#### EXERCISE INSTRUCTIONS
Using the listing below, extract each line that has the word "мероприятия" in it.

#### Dataset rows
######
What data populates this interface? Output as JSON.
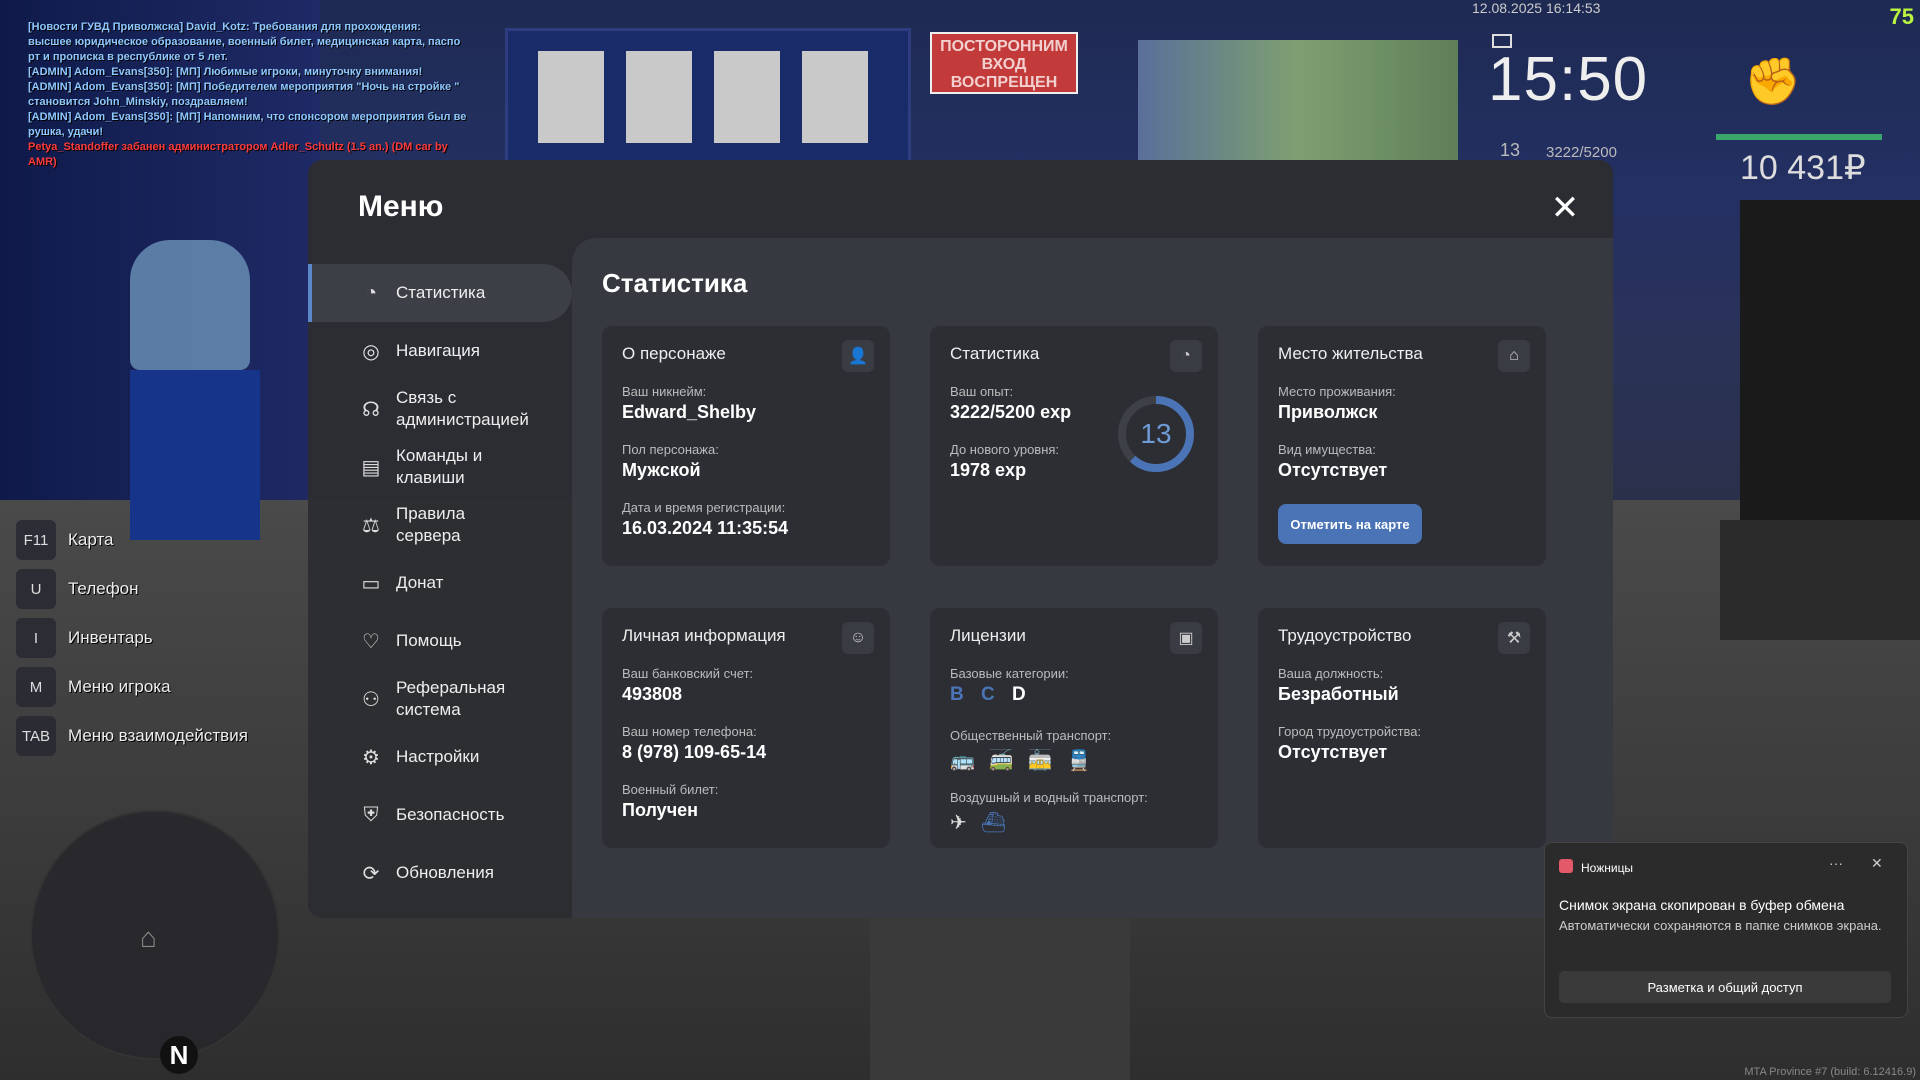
{
  "chat": [
    {
      "text": "[Новости ГУВД Приволжска] David_Kotz: Требования для прохождения:",
      "color": "blue"
    },
    {
      "text": " высшее юридическое образование, военный билет, медицинская карта, паспо",
      "color": "blue"
    },
    {
      "text": "рт и прописка в республике от 5 лет.",
      "color": "blue"
    },
    {
      "text": "[ADMIN] Adom_Evans[350]: [МП] Любимые игроки, минуточку внимания!",
      "color": "blue"
    },
    {
      "text": "[ADMIN] Adom_Evans[350]: [МП] Победителем мероприятия \"Ночь на стройке \"",
      "color": "blue"
    },
    {
      "text": " становится John_Minskiy, поздравляем!",
      "color": "blue"
    },
    {
      "text": "[ADMIN] Adom_Evans[350]: [МП] Напомним, что спонсором мероприятия был ве",
      "color": "blue"
    },
    {
      "text": "рушка, удачи!",
      "color": "blue"
    },
    {
      "text": "Petya_Standoffer забанен администратором Adler_Schultz (1.5 an.) (DM car by",
      "color": "red"
    },
    {
      "text": " AMR)",
      "color": "red"
    }
  ],
  "background": {
    "sign_text": "ПОСТОРОННИМ ВХОД ВОСПРЕЩЕН"
  },
  "hud": {
    "fps": "75",
    "datetime": "12.08.2025 16:14:53",
    "clock": "15:50",
    "level": "13",
    "exp": "3222/5200",
    "money": "10 431₽"
  },
  "hotkeys": [
    {
      "key": "F11",
      "label": "Карта"
    },
    {
      "key": "U",
      "label": "Телефон"
    },
    {
      "key": "I",
      "label": "Инвентарь"
    },
    {
      "key": "M",
      "label": "Меню игрока"
    },
    {
      "key": "TAB",
      "label": "Меню взаимодействия"
    }
  ],
  "radar": {
    "north": "N"
  },
  "menu": {
    "title": "Меню",
    "close": "✕",
    "nav": [
      {
        "label": "Статистика",
        "icon": "pie-chart-icon",
        "glyph": "◔"
      },
      {
        "label": "Навигация",
        "icon": "compass-icon",
        "glyph": "◎"
      },
      {
        "label": "Связь с администрацией",
        "icon": "headset-icon",
        "glyph": "☊"
      },
      {
        "label": "Команды и клавиши",
        "icon": "document-icon",
        "glyph": "▤"
      },
      {
        "label": "Правила сервера",
        "icon": "scales-icon",
        "glyph": "⚖"
      },
      {
        "label": "Донат",
        "icon": "wallet-icon",
        "glyph": "▭"
      },
      {
        "label": "Помощь",
        "icon": "handshake-icon",
        "glyph": "♡"
      },
      {
        "label": "Реферальная система",
        "icon": "network-icon",
        "glyph": "⚇"
      },
      {
        "label": "Настройки",
        "icon": "gear-icon",
        "glyph": "⚙"
      },
      {
        "label": "Безопасность",
        "icon": "shield-icon",
        "glyph": "⛨"
      },
      {
        "label": "Обновления",
        "icon": "refresh-check-icon",
        "glyph": "⟳"
      }
    ],
    "content_title": "Статистика",
    "cards": {
      "character": {
        "title": "О персонаже",
        "f1_label": "Ваш никнейм:",
        "f1_value": "Edward_Shelby",
        "f2_label": "Пол персонажа:",
        "f2_value": "Мужской",
        "f3_label": "Дата и время регистрации:",
        "f3_value": "16.03.2024 11:35:54"
      },
      "stats": {
        "title": "Статистика",
        "f1_label": "Ваш опыт:",
        "f1_value": "3222/5200 exp",
        "f2_label": "До нового уровня:",
        "f2_value": "1978 exp",
        "level": "13",
        "progress": 0.6196
      },
      "residence": {
        "title": "Место жительства",
        "f1_label": "Место проживания:",
        "f1_value": "Приволжск",
        "f2_label": "Вид имущества:",
        "f2_value": "Отсутствует",
        "button": "Отметить на карте"
      },
      "personal": {
        "title": "Личная информация",
        "f1_label": "Ваш банковский счет:",
        "f1_value": "493808",
        "f2_label": "Ваш номер телефона:",
        "f2_value": "8 (978) 109-65-14",
        "f3_label": "Военный билет:",
        "f3_value": "Получен"
      },
      "licenses": {
        "title": "Лицензии",
        "base_label": "Базовые категории:",
        "categories": [
          {
            "letter": "B",
            "color": "#4a74b6"
          },
          {
            "letter": "C",
            "color": "#4a74b6"
          },
          {
            "letter": "D",
            "color": "#ffffff"
          }
        ],
        "public_label": "Общественный транспорт:",
        "air_label": "Воздушный и водный транспорт:"
      },
      "employment": {
        "title": "Трудоустройство",
        "f1_label": "Ваша должность:",
        "f1_value": "Безработный",
        "f2_label": "Город трудоустройства:",
        "f2_value": "Отсутствует"
      }
    }
  },
  "toast": {
    "app": "Ножницы",
    "dots": "···",
    "close": "✕",
    "heading": "Снимок экрана скопирован в буфер обмена",
    "body": "Автоматически сохраняются в папке снимков экрана.",
    "action": "Разметка и общий доступ"
  },
  "build": "MTA Province #7 (build: 6.12416.9)",
  "colors": {
    "accent": "#4a74b6",
    "active_bar": "#5b86c9",
    "hp": "#3aa86a",
    "fps": "#b9f33f"
  }
}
######
#### TASK RESPONSE
      "text": "[ADMIN] Adom_Evans[350]: [МП] Победителем мероприятия \"Ночь на стройке \"",
      "text": "[ADMIN] Adom_Evans[350]: [МП] Напомним, что спонсором мероприятия был ве",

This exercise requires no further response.